====== Provided material ======

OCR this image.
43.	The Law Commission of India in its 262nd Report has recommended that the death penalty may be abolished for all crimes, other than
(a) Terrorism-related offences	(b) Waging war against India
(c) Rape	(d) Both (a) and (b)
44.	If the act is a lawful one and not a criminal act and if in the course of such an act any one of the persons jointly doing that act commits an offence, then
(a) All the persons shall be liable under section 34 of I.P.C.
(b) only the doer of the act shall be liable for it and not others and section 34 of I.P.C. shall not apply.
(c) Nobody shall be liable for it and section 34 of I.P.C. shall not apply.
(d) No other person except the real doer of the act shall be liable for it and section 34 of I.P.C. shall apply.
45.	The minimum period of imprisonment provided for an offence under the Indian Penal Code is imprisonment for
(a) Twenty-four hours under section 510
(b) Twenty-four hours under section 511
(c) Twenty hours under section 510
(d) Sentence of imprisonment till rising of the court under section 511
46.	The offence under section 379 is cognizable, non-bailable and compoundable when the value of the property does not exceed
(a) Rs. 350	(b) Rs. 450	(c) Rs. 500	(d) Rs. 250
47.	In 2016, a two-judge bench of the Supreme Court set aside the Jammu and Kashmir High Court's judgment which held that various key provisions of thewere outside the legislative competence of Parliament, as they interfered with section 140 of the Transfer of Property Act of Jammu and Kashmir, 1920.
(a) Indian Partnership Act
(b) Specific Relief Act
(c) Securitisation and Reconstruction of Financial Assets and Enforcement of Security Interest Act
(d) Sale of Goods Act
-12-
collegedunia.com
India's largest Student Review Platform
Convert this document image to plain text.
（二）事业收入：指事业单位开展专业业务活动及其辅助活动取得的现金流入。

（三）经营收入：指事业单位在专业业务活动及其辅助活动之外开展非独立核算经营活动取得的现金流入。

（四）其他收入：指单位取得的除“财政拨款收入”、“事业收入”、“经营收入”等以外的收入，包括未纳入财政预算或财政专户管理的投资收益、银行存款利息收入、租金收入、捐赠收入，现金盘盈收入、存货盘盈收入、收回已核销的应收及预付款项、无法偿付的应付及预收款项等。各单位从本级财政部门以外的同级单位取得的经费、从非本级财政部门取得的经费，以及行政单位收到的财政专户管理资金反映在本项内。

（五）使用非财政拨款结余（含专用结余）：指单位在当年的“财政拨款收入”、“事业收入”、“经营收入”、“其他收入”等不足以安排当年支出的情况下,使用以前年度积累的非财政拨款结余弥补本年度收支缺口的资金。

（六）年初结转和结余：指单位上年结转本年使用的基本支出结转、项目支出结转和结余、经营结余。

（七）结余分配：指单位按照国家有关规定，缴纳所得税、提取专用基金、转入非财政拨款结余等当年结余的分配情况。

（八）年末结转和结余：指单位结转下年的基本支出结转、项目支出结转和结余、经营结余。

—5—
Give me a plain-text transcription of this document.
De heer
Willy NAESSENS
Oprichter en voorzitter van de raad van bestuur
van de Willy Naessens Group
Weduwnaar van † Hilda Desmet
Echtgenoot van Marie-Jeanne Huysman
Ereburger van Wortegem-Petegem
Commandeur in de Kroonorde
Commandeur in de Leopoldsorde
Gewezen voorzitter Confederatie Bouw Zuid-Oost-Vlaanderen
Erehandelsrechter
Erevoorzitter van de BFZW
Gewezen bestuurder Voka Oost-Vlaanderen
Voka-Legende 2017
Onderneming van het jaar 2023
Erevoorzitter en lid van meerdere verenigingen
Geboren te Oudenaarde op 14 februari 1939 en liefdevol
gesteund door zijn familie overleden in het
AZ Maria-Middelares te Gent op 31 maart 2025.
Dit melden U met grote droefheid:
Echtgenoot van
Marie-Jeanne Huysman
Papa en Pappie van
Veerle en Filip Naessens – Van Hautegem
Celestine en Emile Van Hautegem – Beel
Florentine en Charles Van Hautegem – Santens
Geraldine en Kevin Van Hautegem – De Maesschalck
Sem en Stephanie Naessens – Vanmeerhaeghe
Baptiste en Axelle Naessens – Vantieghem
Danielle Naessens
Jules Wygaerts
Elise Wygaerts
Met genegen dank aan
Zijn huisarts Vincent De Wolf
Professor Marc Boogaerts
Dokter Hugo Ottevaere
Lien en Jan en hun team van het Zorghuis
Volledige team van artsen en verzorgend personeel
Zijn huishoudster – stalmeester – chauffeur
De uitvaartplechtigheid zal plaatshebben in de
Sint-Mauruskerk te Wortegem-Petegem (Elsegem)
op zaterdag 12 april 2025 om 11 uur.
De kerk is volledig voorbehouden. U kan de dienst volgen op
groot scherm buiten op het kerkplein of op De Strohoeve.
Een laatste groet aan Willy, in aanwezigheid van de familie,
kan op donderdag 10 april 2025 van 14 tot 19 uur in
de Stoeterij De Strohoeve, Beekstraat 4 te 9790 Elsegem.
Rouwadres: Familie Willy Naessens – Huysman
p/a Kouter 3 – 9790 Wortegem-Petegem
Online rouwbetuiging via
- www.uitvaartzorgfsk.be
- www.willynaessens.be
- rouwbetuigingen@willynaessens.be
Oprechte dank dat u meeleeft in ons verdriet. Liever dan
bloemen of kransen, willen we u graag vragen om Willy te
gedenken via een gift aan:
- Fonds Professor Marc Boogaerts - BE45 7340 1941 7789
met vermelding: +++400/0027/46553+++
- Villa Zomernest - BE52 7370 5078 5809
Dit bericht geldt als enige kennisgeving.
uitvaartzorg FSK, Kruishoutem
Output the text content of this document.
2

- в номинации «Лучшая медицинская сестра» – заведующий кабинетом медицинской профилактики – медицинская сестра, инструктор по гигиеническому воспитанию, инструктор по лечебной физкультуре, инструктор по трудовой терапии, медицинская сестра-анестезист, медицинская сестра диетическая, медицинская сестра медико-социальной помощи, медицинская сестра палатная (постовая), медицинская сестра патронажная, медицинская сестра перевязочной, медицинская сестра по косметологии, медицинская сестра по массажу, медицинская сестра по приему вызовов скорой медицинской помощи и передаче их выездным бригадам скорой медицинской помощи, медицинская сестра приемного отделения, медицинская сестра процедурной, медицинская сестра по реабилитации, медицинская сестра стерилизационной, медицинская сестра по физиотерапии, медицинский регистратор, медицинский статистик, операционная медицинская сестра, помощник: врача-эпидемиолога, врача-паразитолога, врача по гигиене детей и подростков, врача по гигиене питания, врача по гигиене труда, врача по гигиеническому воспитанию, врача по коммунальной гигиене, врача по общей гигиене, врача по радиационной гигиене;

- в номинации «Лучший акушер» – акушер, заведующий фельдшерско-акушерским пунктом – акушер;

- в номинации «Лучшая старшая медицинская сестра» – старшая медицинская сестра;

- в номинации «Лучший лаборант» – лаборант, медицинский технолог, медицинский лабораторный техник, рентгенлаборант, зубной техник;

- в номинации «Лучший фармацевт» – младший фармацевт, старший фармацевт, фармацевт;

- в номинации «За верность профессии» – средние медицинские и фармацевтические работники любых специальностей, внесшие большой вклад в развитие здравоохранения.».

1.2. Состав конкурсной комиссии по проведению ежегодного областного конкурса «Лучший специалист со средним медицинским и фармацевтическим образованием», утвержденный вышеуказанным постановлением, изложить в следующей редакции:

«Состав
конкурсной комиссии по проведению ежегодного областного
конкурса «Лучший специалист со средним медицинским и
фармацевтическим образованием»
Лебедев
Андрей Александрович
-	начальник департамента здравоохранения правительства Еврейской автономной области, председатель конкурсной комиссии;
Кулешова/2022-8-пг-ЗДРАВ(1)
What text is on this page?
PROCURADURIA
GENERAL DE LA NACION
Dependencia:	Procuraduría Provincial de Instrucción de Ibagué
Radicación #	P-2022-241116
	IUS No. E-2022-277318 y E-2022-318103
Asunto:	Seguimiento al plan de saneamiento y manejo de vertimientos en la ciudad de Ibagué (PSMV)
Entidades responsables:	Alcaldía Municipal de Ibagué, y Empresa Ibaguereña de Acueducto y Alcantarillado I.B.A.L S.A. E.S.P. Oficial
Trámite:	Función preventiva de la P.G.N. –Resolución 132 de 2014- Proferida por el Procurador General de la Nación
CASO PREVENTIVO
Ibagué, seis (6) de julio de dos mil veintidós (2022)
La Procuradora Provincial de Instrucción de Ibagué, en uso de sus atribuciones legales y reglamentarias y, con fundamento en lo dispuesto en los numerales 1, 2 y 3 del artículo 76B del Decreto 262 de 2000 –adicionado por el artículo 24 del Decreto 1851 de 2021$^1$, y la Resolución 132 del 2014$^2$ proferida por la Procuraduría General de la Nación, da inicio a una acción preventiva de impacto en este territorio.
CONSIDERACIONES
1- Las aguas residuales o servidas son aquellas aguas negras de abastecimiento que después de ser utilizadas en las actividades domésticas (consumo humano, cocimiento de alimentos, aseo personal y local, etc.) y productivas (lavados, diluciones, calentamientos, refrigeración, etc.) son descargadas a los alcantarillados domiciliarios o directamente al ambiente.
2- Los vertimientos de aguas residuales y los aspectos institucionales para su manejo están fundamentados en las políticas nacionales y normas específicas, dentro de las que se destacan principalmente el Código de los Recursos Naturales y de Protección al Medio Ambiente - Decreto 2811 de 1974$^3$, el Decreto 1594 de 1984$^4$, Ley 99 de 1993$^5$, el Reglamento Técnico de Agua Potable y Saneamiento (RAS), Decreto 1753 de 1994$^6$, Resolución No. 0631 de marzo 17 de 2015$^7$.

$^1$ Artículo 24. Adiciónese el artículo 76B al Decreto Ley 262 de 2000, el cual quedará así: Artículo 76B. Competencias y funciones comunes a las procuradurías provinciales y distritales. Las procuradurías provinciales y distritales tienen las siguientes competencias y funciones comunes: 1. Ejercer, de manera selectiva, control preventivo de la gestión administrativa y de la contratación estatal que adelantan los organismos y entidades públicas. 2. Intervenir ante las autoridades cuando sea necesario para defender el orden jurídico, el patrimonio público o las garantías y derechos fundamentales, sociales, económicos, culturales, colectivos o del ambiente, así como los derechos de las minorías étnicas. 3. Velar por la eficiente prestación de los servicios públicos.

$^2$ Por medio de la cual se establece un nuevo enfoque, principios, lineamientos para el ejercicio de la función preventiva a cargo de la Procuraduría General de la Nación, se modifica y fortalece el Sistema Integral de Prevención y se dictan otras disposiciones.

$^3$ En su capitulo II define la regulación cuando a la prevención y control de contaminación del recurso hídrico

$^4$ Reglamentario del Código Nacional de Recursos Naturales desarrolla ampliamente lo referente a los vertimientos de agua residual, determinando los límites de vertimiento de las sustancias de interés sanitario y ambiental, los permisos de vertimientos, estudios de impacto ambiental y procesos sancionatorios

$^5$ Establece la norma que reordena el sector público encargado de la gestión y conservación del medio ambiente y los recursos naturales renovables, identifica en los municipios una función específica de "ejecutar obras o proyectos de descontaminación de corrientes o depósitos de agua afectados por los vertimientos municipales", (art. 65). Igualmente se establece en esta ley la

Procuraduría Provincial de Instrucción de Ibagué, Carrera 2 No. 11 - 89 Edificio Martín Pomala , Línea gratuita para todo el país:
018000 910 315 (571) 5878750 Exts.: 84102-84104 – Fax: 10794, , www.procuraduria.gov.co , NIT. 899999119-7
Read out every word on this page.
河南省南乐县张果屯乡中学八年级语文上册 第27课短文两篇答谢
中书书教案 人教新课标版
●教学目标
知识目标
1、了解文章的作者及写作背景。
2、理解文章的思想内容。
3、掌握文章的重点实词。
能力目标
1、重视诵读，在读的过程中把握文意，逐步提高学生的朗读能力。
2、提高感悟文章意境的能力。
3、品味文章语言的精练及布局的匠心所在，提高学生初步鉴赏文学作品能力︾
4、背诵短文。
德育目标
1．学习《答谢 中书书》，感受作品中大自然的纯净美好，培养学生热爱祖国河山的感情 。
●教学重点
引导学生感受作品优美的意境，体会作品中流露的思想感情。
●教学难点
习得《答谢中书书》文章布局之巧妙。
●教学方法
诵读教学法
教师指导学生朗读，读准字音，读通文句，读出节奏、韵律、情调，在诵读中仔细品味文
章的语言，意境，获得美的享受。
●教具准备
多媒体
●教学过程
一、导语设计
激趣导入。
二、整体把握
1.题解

======

Which lines of the data above contain "Voka"? Copy each one.

Gewezen bestuurder Voka Oost-Vlaanderen
Voka-Legende 2017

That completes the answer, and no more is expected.